▸ **Stated goal**: Check each line of the entries below for the string "взял" and state how many lines have it, with no other text.
---------- Records ----------
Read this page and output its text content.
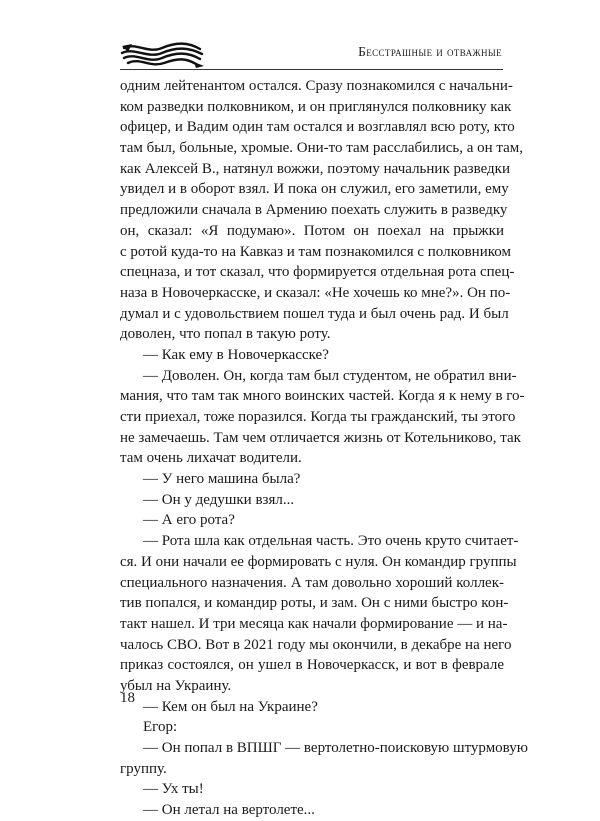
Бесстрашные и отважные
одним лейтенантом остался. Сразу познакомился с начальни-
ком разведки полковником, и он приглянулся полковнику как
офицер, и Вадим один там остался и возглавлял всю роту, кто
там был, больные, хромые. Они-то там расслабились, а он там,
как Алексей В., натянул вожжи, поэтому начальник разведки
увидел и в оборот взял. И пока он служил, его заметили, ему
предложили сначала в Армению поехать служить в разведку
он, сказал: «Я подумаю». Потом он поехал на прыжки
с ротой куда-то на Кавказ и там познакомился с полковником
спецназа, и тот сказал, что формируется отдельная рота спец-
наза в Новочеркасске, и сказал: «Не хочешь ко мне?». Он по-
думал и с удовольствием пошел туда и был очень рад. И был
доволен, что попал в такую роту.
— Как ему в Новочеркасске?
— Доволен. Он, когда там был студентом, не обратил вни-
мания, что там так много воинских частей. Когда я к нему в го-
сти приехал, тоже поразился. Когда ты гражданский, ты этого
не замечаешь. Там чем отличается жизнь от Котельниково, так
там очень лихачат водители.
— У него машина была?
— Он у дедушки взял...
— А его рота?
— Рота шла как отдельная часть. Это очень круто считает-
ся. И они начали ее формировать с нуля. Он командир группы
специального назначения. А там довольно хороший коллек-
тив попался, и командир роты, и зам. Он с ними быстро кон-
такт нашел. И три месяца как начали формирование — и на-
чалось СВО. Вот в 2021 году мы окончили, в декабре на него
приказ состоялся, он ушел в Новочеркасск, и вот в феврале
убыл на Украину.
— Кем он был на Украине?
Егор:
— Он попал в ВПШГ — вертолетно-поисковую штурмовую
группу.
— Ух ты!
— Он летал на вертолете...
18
----------
▸ **Solution**: 2